__PROBLEM STATEMENT__.
Gather all lines containing the string "Temperature" and copy them out.

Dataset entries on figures
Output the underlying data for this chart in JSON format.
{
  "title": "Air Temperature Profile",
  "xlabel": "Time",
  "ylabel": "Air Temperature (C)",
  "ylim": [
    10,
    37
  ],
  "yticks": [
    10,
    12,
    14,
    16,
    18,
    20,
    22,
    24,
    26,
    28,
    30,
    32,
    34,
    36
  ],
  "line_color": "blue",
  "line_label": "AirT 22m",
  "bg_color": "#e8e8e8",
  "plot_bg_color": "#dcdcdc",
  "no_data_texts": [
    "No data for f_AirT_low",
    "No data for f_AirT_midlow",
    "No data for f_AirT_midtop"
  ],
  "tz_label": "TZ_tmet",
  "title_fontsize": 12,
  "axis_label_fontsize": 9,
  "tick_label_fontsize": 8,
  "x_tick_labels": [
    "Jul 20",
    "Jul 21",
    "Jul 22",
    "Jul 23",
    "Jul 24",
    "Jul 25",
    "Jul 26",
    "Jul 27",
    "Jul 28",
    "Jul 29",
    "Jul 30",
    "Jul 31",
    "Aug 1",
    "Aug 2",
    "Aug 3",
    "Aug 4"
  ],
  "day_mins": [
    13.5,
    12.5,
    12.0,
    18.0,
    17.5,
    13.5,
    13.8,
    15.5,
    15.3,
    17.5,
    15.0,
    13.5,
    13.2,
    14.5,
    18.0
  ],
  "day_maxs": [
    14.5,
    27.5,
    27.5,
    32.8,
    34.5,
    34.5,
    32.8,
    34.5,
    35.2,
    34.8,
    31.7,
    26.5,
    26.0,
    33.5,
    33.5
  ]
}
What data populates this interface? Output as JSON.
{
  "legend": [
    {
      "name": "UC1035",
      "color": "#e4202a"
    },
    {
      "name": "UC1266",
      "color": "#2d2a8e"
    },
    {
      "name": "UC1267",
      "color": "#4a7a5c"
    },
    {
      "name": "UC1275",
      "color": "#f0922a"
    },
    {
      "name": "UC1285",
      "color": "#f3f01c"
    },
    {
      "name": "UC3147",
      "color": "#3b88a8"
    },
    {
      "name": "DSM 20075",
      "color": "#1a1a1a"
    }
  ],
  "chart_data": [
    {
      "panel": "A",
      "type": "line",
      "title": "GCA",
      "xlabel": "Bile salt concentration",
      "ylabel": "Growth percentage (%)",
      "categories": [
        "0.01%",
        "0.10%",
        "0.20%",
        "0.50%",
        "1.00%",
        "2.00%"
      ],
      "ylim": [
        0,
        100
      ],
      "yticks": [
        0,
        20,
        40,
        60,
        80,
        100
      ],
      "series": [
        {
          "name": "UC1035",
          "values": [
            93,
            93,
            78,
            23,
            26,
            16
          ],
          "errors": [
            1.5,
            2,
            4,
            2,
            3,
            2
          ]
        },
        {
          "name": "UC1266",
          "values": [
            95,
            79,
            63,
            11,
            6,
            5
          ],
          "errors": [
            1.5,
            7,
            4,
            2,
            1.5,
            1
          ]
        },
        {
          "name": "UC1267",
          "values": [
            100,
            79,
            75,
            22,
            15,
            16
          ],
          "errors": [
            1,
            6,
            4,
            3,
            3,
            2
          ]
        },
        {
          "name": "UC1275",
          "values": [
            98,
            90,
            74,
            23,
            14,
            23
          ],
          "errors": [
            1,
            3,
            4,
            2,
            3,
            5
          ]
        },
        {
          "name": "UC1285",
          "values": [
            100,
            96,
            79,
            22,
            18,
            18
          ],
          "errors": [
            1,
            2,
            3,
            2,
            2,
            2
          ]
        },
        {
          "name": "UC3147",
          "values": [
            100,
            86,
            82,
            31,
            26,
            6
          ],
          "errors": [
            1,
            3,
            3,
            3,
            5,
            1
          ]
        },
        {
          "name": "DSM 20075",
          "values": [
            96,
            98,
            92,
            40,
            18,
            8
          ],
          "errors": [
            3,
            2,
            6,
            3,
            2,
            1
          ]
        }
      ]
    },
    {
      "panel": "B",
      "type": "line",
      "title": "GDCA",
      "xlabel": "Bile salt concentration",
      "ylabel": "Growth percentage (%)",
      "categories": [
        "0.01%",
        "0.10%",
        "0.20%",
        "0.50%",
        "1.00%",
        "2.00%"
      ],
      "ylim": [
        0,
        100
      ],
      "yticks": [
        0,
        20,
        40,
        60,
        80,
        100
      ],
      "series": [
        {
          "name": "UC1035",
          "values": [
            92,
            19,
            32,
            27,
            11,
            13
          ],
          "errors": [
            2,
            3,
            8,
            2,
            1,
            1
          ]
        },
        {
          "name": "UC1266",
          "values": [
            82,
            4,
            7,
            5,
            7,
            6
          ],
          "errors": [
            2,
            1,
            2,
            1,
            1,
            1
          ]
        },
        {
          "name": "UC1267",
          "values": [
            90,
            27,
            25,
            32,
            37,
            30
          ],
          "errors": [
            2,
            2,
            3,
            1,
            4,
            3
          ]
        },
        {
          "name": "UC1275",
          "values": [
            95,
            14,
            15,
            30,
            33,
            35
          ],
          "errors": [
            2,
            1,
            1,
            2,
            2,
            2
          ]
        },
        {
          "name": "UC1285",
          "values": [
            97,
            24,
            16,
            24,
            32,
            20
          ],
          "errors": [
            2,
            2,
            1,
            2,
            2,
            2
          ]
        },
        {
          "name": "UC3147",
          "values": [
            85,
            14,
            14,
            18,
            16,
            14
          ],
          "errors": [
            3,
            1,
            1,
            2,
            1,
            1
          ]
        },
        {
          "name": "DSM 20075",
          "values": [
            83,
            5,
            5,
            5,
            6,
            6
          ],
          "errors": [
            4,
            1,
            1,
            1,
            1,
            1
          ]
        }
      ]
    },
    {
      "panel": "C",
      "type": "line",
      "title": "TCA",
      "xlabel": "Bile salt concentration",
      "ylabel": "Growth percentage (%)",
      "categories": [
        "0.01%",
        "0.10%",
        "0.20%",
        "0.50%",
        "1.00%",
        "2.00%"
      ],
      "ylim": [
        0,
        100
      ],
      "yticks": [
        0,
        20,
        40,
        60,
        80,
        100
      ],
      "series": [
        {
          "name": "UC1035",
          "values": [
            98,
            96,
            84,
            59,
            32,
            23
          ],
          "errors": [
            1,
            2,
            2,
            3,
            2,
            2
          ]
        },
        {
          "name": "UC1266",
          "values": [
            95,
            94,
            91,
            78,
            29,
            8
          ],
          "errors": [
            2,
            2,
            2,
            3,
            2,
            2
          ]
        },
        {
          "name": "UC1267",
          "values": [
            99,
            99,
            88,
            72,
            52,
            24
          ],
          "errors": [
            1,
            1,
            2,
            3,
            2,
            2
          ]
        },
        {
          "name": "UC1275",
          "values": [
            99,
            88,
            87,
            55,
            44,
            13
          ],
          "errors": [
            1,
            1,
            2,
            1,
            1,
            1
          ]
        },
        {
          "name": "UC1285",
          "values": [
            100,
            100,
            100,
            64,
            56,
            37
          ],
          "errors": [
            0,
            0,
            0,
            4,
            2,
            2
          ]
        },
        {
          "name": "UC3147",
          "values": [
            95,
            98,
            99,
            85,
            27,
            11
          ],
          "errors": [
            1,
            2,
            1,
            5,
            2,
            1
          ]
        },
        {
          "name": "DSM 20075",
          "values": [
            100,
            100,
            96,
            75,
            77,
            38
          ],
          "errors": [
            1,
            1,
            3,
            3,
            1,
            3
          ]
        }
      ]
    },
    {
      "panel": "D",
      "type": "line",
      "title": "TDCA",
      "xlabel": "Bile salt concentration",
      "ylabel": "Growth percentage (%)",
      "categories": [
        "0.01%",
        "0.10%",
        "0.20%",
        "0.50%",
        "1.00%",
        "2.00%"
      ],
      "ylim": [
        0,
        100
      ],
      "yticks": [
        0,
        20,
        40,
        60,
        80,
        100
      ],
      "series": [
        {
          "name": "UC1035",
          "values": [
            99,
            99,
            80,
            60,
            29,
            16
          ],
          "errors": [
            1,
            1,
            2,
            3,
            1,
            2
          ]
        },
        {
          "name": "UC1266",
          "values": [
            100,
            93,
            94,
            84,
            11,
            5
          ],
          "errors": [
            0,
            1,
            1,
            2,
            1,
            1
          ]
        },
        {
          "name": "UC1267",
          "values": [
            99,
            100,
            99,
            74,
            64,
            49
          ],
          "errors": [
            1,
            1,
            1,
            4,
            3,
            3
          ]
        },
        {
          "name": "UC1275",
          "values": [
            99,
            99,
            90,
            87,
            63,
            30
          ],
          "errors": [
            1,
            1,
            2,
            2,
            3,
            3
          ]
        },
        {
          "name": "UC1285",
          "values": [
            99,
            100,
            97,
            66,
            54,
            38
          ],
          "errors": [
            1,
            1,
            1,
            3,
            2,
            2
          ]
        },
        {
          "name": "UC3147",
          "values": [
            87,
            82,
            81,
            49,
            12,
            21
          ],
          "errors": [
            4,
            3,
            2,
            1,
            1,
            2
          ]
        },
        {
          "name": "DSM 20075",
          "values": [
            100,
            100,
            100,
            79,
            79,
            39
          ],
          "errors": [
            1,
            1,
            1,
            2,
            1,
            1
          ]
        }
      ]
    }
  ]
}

__WRITTEN SOLUTION__.
  "title": "Air Temperature Profile",
  "ylabel": "Air Temperature (C)",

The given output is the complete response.